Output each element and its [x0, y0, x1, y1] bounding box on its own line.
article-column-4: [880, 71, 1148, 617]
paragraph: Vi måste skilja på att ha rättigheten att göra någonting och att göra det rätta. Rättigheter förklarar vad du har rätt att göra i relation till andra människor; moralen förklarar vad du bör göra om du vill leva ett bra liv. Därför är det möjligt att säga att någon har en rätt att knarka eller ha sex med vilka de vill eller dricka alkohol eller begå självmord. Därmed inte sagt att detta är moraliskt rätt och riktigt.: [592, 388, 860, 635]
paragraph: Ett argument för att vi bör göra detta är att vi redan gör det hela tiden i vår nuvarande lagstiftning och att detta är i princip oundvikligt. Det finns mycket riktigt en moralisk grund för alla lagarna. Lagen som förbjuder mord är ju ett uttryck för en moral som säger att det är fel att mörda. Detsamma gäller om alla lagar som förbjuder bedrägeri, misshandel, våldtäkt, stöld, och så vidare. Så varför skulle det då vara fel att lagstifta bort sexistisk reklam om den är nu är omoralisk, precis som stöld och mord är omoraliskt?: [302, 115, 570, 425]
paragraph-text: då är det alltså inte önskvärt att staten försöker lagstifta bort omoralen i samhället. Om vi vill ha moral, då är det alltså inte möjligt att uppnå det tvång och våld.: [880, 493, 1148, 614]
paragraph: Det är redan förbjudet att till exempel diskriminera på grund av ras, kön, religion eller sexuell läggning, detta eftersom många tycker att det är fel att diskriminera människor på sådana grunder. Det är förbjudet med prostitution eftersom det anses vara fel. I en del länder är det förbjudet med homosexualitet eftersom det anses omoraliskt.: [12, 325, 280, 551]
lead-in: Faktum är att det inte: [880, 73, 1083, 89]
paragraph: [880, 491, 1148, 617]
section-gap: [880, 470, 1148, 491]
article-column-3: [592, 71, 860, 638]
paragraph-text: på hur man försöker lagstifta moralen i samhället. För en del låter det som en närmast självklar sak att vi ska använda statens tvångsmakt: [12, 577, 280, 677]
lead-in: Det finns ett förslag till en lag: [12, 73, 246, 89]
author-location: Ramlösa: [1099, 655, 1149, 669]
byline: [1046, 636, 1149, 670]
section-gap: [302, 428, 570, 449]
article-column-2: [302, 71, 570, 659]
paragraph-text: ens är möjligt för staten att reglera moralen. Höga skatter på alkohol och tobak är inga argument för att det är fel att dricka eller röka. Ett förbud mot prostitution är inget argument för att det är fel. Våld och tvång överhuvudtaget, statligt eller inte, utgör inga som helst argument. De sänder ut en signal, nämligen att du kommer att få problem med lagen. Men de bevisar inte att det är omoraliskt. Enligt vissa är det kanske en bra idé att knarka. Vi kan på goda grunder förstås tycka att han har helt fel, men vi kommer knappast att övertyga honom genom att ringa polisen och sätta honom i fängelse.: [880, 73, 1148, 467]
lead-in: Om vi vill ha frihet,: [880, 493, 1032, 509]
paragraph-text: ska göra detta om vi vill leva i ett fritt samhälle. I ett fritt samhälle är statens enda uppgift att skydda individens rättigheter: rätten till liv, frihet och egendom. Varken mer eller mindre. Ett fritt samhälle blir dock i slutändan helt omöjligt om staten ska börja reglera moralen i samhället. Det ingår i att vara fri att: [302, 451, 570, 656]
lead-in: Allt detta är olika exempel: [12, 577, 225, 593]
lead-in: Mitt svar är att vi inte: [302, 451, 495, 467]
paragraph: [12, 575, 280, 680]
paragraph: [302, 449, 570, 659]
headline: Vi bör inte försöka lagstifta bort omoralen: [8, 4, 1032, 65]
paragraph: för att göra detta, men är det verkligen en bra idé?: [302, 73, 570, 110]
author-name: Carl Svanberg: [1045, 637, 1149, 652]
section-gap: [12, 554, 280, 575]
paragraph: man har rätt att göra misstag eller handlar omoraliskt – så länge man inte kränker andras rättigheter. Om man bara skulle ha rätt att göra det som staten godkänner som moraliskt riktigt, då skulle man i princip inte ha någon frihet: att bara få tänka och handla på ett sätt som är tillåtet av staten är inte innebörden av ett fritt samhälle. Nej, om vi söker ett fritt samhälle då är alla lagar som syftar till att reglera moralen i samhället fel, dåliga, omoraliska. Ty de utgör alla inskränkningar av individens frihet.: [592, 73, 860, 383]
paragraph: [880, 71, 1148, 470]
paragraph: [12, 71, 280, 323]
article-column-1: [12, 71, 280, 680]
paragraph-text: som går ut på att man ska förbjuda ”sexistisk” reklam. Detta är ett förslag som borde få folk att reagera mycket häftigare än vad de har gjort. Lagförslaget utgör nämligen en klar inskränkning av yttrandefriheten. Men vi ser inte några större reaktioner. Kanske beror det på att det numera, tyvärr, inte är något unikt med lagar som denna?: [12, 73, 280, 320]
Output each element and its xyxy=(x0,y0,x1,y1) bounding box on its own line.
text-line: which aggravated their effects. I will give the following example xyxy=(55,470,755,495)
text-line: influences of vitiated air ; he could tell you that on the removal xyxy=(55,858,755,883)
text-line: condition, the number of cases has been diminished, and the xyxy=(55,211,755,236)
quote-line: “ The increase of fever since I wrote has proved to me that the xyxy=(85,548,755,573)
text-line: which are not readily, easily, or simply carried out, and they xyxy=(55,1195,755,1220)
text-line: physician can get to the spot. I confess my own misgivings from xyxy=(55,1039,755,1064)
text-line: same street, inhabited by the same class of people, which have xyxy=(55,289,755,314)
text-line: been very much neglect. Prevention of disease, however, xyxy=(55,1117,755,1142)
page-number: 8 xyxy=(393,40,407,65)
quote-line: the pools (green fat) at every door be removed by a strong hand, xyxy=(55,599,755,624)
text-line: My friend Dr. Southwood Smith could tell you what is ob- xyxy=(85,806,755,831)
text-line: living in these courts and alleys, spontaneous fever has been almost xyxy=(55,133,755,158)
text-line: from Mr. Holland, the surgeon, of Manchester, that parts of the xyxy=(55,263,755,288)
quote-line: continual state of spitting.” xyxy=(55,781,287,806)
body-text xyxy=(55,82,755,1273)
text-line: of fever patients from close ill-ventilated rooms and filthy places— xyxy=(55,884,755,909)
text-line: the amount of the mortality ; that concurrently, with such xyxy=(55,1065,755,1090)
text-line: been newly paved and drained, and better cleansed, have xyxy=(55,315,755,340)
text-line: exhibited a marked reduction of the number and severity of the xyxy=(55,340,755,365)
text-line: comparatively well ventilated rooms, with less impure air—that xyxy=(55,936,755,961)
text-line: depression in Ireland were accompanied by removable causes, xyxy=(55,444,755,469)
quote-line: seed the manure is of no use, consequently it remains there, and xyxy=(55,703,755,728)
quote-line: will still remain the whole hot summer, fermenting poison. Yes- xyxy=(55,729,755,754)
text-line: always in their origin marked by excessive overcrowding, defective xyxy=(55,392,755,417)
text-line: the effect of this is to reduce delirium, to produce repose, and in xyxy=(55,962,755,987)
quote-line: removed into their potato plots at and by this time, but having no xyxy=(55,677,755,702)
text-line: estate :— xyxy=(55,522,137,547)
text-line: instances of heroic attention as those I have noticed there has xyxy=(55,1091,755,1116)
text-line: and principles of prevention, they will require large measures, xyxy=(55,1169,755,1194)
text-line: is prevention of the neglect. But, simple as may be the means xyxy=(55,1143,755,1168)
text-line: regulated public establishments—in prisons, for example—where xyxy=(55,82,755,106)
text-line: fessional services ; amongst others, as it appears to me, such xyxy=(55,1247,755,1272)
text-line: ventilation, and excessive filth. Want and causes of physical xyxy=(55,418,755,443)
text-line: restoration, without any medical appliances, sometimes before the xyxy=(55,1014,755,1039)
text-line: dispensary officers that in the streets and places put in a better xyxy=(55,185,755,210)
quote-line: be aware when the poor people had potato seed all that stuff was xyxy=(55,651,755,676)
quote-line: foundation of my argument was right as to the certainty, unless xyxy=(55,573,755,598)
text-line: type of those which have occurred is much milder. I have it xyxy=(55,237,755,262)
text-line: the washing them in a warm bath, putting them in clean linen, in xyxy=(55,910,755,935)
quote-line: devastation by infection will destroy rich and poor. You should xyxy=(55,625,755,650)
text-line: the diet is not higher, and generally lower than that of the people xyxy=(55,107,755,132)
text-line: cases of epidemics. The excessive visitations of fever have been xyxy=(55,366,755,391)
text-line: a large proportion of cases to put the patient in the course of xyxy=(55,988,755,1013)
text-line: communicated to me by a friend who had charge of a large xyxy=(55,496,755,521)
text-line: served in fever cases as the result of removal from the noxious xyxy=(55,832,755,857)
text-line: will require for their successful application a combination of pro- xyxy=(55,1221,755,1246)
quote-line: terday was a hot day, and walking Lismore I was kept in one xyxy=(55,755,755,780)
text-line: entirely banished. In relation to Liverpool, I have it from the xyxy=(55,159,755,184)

---*---

_EXERCISE_
Among the entries, copy every line containing the word "exempel".

_OUTPUT FOR THIS EXERCISE_
paragraph: Det är redan förbjudet att till exempel diskriminera på grund av ras, kön, religion eller sexuell läggning, detta eftersom många tycker att det är fel att diskriminera människor på sådana grunder. Det är förbjudet med prostitution eftersom det anses vara fel. I en del länder är det förbjudet med homosexualitet eftersom det anses omoraliskt.: [12, 325, 280, 551]
lead-in: Allt detta är olika exempel: [12, 577, 225, 593]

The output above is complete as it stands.